* REQUIREMENTS *
Identify every line in the records below that contains the word "Diabetic", and copy each of those lines.

* RECORDS FOR PROCESSING *
+--

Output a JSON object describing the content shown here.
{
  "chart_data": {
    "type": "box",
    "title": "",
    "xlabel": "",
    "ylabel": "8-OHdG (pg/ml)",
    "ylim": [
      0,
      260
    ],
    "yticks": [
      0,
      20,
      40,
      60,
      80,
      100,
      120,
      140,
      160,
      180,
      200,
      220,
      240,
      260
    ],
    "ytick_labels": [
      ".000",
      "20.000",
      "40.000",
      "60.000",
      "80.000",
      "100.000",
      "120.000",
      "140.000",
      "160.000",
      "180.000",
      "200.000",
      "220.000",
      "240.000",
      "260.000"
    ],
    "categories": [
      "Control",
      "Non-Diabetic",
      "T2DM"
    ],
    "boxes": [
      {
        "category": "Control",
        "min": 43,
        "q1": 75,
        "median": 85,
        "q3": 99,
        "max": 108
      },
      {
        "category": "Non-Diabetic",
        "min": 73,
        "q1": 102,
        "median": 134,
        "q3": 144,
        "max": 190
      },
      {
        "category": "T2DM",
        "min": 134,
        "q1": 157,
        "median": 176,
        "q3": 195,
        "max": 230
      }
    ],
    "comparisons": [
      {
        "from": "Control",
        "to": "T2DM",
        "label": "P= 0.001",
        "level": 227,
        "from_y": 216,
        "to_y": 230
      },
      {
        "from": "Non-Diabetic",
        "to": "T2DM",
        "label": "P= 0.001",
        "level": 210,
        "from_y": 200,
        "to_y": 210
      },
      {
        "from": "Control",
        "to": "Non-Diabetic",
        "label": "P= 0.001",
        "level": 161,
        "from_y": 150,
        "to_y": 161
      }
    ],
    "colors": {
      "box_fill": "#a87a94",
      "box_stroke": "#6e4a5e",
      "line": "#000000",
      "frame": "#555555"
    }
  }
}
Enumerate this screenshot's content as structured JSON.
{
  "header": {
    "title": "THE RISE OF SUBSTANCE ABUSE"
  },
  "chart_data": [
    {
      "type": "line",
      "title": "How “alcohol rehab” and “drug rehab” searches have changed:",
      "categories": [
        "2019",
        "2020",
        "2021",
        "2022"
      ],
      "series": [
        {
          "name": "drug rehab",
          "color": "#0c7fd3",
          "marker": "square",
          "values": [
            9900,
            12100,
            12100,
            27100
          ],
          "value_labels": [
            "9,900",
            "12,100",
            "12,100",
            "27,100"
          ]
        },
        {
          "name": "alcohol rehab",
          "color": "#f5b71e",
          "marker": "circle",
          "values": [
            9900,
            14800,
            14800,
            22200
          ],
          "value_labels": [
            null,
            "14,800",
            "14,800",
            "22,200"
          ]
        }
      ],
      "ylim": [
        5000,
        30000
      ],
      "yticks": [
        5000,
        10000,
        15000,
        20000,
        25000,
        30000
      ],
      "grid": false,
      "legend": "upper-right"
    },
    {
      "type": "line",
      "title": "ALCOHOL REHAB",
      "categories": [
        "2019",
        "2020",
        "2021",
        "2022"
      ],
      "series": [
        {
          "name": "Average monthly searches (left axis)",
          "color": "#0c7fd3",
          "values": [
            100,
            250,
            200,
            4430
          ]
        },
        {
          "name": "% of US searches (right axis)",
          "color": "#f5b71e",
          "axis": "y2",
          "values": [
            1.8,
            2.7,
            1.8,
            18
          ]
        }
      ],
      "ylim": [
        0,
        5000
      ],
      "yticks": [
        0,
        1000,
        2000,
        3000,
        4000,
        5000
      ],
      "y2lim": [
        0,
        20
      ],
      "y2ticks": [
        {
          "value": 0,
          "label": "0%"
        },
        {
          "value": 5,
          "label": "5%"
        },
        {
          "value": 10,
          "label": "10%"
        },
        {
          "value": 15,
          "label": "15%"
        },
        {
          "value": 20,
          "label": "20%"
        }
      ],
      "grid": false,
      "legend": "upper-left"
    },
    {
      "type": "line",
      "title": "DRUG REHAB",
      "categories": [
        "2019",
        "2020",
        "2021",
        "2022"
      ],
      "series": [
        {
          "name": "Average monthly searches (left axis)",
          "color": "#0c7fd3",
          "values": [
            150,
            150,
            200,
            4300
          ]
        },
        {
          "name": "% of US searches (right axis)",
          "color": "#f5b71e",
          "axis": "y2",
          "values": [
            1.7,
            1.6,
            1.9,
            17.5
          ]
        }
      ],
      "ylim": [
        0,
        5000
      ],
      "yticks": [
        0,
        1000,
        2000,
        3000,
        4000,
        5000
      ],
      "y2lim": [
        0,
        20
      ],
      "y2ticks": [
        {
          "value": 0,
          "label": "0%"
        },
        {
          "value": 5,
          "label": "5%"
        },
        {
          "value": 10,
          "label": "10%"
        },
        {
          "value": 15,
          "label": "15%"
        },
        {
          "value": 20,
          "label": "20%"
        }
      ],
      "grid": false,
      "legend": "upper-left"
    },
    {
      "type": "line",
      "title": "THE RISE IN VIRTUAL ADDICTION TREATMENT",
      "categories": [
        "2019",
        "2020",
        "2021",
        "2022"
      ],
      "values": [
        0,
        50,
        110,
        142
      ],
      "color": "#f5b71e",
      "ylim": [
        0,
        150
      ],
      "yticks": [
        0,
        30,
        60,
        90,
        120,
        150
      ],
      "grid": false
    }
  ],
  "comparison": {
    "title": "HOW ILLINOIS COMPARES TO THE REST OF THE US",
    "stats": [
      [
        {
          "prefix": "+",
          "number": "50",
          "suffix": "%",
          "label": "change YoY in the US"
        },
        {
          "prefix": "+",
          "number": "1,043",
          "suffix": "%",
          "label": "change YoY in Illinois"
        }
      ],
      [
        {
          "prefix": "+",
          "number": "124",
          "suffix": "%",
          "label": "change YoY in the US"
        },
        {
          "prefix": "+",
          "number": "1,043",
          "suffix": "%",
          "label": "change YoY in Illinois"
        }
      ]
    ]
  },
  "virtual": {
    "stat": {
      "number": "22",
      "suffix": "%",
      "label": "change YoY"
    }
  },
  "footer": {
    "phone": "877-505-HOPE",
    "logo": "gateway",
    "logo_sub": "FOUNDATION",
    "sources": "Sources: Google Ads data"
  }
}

+--

* EXERCISE SOLUTION *
      "Non-Diabetic",
        "category": "Non-Diabetic",
        "from": "Non-Diabetic",
        "to": "Non-Diabetic",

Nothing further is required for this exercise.